Data in this exercise ->
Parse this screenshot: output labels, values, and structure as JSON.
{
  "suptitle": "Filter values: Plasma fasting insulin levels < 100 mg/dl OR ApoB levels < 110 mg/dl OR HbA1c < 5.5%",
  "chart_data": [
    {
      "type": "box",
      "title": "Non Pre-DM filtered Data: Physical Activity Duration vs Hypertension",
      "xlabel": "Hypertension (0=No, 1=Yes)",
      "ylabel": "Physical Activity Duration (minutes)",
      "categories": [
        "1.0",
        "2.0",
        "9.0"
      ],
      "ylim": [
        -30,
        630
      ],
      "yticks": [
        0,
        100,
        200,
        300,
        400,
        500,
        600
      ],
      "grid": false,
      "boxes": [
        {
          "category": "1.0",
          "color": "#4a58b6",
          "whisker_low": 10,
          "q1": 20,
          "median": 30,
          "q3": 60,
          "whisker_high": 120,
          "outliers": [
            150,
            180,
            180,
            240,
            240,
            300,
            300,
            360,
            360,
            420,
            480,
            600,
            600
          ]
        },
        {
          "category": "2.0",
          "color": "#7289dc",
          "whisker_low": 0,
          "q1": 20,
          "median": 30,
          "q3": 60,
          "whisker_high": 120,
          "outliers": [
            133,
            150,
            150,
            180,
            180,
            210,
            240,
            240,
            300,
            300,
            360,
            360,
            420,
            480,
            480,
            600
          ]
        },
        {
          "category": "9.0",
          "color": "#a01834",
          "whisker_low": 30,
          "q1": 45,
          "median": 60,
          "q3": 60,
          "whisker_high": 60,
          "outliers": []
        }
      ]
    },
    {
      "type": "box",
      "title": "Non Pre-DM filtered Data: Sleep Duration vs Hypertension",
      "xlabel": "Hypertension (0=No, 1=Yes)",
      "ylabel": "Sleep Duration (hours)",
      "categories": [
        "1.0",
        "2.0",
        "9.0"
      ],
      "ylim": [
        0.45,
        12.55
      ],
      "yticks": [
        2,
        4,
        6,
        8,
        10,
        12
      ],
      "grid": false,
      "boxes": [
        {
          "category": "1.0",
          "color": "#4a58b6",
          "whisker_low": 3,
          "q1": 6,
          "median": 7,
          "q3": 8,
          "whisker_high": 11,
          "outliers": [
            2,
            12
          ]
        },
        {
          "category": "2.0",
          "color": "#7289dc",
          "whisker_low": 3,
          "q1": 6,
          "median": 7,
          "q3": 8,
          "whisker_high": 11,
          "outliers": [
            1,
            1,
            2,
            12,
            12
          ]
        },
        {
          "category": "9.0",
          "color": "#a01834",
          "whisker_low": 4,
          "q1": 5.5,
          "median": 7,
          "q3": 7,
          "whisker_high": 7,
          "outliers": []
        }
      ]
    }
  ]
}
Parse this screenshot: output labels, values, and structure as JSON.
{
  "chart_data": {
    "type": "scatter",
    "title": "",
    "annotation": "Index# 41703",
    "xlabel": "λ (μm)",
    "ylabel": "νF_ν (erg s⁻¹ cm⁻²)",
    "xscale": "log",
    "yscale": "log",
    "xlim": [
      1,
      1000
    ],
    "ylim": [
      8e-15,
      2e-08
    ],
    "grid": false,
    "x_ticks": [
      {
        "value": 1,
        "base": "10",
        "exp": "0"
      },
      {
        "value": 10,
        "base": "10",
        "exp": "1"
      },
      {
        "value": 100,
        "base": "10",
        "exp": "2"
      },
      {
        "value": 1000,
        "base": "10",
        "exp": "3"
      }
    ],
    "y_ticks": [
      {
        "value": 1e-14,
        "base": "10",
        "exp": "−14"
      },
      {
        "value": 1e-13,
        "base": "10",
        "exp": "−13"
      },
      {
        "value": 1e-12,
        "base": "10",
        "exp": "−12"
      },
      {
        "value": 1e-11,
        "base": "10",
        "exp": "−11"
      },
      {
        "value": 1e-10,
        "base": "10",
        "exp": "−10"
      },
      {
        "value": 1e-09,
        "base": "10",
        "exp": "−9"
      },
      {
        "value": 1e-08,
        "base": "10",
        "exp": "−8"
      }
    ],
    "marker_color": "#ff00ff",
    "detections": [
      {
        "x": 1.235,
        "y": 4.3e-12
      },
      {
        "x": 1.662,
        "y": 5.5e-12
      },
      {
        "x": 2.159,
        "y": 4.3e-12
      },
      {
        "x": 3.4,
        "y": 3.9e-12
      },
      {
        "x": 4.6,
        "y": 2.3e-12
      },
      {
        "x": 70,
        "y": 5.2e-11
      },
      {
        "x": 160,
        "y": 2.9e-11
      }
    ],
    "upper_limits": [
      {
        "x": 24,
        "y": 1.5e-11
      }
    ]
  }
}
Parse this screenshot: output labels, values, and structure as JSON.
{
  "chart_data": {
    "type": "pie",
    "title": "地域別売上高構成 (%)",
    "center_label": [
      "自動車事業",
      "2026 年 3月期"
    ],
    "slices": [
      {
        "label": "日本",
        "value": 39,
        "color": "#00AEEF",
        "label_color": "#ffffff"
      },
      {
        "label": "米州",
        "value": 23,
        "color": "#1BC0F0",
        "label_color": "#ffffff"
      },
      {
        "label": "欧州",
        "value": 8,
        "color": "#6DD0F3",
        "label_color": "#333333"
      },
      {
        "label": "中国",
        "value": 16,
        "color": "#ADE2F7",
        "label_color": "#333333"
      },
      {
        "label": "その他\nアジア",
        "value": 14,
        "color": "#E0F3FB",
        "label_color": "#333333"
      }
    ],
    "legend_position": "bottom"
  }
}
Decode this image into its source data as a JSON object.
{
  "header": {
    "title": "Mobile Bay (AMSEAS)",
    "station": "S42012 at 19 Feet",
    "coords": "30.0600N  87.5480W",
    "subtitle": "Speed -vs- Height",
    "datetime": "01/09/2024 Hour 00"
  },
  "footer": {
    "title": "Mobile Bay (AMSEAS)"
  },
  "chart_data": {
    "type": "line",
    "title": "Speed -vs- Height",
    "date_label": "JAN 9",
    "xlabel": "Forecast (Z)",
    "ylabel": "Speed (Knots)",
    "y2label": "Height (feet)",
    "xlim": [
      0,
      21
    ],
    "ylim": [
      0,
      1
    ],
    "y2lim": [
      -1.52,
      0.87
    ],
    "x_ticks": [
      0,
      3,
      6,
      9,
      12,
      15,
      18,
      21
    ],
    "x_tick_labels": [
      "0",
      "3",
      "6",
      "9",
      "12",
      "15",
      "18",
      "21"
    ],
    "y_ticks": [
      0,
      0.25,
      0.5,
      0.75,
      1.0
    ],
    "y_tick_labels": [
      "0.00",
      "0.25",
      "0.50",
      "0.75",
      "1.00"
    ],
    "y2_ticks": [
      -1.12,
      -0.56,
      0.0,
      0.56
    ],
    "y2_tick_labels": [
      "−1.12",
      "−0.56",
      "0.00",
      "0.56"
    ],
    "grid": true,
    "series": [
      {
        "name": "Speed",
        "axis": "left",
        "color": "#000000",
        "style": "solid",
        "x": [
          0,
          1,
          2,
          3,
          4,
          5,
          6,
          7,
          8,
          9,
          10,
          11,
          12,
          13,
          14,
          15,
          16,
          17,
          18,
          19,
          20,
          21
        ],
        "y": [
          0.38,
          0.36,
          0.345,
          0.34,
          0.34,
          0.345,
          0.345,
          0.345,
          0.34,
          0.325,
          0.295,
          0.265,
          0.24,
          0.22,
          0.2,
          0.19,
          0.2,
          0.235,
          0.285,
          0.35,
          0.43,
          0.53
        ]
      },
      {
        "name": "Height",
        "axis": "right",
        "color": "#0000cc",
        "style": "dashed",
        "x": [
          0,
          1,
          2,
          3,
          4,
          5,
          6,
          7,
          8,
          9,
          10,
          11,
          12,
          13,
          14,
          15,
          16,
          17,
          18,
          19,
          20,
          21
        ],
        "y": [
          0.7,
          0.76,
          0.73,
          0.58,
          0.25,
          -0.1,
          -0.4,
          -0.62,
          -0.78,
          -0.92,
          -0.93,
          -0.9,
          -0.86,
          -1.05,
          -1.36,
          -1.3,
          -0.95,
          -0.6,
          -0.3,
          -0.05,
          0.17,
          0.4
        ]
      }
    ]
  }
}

What is being asked -> Scan the records for the string "grid". Copy each line in which it appears.

Task solution ->
      "grid": false,
      "grid": false,
    "grid": false,
    "grid": true,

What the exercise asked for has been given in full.